Answer with one number: how many lines hold the string "underlying".

Data to use:
******
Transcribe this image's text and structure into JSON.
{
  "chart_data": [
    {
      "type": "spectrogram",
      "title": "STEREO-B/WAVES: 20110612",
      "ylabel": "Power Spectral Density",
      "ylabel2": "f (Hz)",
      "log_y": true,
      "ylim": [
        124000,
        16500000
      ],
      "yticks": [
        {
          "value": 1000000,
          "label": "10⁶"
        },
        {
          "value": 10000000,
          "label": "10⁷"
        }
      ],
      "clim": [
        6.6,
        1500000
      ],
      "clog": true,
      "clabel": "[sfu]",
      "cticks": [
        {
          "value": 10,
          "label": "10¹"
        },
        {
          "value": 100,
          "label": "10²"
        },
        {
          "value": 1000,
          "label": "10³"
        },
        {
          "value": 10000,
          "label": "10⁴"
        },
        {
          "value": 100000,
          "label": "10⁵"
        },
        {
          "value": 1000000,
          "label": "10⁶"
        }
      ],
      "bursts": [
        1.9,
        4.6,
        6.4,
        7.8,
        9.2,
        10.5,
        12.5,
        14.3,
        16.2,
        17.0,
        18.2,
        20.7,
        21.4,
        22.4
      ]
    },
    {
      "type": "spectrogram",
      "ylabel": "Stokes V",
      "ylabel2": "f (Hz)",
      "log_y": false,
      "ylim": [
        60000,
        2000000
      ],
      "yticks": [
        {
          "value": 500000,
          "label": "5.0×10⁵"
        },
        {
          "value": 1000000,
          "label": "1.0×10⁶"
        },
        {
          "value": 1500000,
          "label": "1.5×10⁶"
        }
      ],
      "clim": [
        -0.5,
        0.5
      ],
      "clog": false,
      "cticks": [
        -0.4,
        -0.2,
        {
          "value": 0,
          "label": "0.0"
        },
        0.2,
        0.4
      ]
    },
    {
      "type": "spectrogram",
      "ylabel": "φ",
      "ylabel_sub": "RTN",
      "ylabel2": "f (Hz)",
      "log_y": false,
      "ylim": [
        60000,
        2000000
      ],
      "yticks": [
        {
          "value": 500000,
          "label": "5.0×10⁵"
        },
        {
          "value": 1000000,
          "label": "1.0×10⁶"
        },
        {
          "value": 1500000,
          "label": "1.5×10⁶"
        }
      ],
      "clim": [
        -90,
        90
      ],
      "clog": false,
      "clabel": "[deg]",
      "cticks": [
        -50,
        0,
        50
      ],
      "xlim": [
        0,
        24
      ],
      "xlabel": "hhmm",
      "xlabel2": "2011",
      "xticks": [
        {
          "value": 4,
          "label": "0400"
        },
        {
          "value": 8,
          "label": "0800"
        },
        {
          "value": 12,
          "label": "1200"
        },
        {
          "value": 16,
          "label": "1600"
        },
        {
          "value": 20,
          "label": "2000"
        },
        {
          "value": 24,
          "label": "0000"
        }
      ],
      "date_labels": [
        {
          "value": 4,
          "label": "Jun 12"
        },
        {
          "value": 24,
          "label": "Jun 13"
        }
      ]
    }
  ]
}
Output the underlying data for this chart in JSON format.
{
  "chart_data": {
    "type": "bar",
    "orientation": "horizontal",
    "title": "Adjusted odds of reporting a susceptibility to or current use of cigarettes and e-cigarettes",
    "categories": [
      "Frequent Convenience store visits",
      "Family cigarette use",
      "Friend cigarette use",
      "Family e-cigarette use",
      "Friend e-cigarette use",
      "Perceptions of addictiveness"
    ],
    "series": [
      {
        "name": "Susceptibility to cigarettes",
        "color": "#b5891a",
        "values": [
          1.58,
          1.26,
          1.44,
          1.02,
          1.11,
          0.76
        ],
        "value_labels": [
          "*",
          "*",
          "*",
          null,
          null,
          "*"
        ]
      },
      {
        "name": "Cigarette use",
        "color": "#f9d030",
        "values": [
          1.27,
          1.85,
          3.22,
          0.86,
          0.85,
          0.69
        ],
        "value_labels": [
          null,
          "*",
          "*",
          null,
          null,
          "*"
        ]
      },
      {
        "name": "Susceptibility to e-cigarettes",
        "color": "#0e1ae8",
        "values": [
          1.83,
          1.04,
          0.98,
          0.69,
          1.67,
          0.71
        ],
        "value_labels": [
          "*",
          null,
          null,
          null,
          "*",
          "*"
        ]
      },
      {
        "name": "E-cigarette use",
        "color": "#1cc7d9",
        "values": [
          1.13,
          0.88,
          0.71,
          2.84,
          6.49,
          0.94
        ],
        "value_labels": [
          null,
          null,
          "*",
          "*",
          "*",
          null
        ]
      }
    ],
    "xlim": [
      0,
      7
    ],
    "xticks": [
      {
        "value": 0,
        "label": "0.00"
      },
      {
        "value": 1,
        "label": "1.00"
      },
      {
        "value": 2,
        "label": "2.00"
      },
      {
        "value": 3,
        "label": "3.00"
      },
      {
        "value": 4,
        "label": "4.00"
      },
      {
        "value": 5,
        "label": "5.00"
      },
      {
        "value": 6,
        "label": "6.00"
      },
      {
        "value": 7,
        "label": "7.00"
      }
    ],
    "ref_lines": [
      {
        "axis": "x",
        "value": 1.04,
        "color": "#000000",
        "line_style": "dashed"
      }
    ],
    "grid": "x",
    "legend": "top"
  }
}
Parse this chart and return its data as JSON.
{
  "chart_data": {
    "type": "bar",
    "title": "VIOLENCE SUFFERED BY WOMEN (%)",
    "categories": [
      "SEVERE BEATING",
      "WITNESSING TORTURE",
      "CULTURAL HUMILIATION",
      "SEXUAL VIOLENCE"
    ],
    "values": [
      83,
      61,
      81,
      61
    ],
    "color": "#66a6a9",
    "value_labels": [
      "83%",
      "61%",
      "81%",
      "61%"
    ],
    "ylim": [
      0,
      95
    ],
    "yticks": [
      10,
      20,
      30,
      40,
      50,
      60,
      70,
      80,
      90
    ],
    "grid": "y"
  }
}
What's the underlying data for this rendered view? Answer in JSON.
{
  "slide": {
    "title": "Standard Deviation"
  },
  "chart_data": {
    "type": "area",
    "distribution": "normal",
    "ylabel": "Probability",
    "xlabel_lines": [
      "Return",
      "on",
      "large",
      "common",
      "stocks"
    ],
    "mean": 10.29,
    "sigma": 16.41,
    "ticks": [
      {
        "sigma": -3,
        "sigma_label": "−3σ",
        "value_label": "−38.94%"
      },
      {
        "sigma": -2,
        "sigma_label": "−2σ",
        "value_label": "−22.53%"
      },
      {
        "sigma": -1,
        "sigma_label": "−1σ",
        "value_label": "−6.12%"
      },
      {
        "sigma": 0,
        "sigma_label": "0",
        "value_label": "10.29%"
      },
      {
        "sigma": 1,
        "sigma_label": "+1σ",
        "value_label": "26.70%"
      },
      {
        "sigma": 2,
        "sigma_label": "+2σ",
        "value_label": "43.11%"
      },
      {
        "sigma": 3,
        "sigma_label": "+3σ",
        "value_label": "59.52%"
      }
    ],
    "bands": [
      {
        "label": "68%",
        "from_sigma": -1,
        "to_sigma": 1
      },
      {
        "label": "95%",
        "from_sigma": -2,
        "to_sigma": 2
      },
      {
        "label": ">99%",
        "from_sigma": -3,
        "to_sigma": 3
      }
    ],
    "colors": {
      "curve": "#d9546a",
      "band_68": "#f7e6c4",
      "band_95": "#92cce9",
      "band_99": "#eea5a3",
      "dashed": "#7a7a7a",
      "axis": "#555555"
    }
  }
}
******
The output: 2